* _Brano di testo_:
###

L’oltraggio dei ragazzini magrebini a Legnago: bestemmiano ad alta voce mentre il prete dice messa (video)
Vanno in chiesa mentre il prete dice messa. Un gruppo di maranza magrebini fa irruzione durante la funzione in modo maleducato e aggressivo, entrando anche in bicicletta. Poi bestemmiano e scappano. E’ una nuova, triste “moda” che i cittadini di Legnago, in provincia di Verona, da qualche tempo sperimentano. Irruzioni improvvise, molestie verbali, vero e proprio bullismo in parrocchia. A denunciare queste bravate è stato è stato il parroco che stava celebrando la funzione, don Maurizio Guarise, come ha riportato un servizio del Sussidiario.net e rilanciato sui social dal vicepremier Matteo Salvini. Gli episodi si sono moltiplicati negli ultimi tempi, al punto che è accaduto anche quando non c’era alcuna Messa in corso, ma solo fedeli raccolti in preghiera.
Maranza tunisini bestemmiano in chiesa
Uno scempio. Altro che “nuova moda”: questo è un comportamento inaccettabile. Un’offesa gratuita, una mancanza di rispetto vergognosa verso una fede, dei valori e tutti i credenti. Solidarietà al sindaco, al parroco e a tutta la comunità di fedeli di Legnago”, scrive Salvini su Instagram. I maranza si sono fatti notare anche per l’uso della scalinata del Duomo di Legnago utilizzandola come rampa per acrobazie in bicicletta. Per questo il parroco ha deciso che la misura era colma e si è rivolto al sindaco Paolo Longhi, che ha dedicato un post a questa vicenda.«Se dietro a questi gesti c’è frustrazione o disadattamento, non possiamo rispondere con frasi da bar o col buonismo esasperato».

###

* _Voci di dati memorizzate_:

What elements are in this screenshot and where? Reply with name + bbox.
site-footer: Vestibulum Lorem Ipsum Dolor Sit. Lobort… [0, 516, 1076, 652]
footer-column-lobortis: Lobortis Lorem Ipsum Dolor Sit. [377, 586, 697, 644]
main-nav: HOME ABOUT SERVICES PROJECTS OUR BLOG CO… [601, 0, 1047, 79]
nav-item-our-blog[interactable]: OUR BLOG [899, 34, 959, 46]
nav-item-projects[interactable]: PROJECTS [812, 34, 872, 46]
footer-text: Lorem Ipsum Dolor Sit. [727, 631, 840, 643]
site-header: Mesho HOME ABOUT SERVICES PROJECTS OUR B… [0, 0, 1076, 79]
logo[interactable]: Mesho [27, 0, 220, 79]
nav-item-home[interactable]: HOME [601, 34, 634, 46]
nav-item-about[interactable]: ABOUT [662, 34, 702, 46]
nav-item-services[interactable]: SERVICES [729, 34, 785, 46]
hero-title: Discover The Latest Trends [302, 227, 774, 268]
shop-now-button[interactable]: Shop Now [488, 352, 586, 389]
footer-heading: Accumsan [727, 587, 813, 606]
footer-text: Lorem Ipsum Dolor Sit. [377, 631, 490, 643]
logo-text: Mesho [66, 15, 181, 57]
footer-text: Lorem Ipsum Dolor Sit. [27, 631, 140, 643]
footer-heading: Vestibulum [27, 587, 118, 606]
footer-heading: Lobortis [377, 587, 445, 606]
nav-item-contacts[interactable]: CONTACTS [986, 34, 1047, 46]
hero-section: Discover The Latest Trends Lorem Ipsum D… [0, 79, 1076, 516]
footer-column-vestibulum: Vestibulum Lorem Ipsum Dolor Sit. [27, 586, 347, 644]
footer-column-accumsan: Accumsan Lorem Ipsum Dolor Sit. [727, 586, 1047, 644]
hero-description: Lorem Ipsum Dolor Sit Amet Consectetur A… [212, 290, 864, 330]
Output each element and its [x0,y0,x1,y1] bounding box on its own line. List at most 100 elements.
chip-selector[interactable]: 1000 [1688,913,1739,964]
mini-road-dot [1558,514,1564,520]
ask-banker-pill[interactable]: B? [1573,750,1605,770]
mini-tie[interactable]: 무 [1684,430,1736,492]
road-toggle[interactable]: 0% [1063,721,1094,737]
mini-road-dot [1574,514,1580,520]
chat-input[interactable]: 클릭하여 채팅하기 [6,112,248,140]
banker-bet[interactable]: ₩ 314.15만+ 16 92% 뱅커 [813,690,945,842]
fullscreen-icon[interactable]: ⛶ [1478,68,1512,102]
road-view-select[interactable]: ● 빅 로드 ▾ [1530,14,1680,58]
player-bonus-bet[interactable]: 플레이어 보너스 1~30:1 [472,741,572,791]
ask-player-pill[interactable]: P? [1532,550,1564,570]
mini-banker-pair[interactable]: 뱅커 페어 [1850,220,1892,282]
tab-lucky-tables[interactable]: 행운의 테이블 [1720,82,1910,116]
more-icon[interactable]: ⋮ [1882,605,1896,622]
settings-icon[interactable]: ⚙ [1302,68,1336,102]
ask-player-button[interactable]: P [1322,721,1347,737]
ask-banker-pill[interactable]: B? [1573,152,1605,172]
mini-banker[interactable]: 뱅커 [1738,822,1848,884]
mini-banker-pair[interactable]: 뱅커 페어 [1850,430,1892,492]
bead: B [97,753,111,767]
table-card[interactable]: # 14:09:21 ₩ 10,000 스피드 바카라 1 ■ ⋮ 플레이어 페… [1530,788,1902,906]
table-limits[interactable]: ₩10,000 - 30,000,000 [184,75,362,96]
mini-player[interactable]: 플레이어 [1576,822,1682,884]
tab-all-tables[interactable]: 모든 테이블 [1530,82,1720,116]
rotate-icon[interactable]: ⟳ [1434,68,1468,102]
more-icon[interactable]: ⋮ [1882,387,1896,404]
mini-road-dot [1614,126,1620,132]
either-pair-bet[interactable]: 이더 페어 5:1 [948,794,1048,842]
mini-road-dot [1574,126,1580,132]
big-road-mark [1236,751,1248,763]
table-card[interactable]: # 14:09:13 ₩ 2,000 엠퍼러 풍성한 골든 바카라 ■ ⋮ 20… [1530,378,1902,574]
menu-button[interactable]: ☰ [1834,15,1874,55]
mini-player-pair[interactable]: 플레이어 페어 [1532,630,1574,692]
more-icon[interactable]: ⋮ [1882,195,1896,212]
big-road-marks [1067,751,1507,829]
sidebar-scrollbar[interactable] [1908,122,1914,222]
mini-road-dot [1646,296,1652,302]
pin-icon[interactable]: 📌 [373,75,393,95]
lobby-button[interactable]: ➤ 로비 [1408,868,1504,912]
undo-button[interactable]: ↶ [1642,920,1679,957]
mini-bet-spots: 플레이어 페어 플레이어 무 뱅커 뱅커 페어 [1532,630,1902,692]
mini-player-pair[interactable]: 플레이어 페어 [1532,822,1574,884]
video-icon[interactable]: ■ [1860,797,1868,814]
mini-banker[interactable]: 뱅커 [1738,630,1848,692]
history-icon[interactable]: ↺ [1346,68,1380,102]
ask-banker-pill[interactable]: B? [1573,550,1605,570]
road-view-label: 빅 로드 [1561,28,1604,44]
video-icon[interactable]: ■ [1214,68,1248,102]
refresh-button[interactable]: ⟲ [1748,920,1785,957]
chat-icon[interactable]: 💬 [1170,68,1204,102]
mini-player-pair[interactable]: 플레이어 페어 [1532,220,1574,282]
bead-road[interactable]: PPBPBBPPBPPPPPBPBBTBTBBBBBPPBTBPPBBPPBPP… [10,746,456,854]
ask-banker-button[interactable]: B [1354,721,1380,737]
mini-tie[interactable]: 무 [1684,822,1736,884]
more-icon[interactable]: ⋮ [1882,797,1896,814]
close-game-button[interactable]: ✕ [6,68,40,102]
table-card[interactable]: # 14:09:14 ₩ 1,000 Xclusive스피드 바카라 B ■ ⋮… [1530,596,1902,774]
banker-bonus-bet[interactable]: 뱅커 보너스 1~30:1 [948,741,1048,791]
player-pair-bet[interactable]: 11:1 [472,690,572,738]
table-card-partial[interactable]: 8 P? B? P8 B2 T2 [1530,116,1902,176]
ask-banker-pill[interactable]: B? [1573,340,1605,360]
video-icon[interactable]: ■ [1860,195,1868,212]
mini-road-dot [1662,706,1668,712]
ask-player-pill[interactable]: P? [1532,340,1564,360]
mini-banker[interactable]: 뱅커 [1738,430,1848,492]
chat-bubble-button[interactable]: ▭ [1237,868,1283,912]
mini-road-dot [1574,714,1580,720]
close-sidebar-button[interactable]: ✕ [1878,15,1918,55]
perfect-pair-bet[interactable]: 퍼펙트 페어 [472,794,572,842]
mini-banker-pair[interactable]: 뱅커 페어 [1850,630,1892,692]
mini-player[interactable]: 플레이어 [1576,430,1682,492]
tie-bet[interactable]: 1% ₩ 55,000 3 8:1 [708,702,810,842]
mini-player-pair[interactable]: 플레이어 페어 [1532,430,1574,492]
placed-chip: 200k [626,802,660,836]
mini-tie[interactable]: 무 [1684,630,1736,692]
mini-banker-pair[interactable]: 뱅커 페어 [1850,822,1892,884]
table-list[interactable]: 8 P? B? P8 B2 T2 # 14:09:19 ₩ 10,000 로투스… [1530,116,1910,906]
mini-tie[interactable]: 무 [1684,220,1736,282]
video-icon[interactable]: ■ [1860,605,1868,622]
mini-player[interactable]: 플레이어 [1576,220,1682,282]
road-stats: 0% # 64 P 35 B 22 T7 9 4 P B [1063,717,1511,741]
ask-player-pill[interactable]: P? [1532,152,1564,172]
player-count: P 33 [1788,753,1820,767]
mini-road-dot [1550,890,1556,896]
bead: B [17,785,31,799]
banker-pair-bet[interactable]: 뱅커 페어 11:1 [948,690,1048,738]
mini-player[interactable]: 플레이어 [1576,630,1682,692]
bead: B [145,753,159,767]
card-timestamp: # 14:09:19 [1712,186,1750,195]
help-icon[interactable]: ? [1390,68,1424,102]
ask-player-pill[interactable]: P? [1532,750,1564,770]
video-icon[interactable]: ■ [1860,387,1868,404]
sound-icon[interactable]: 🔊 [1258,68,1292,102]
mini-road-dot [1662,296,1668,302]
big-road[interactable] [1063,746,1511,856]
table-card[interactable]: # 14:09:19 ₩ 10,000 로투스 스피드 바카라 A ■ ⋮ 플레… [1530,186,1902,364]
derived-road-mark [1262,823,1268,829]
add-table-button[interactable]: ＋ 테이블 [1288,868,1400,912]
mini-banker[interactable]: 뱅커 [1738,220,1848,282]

###

* _Il tuo obiettivo_: Elenca tutte le persone indicate per nome nel brano sugli episodi nella chiesa di Legnago. Fai riferimento unicamente al brano.

* _Esito del compito_: don Maurizio Guarise, Matteo Salvini, Paolo Longhi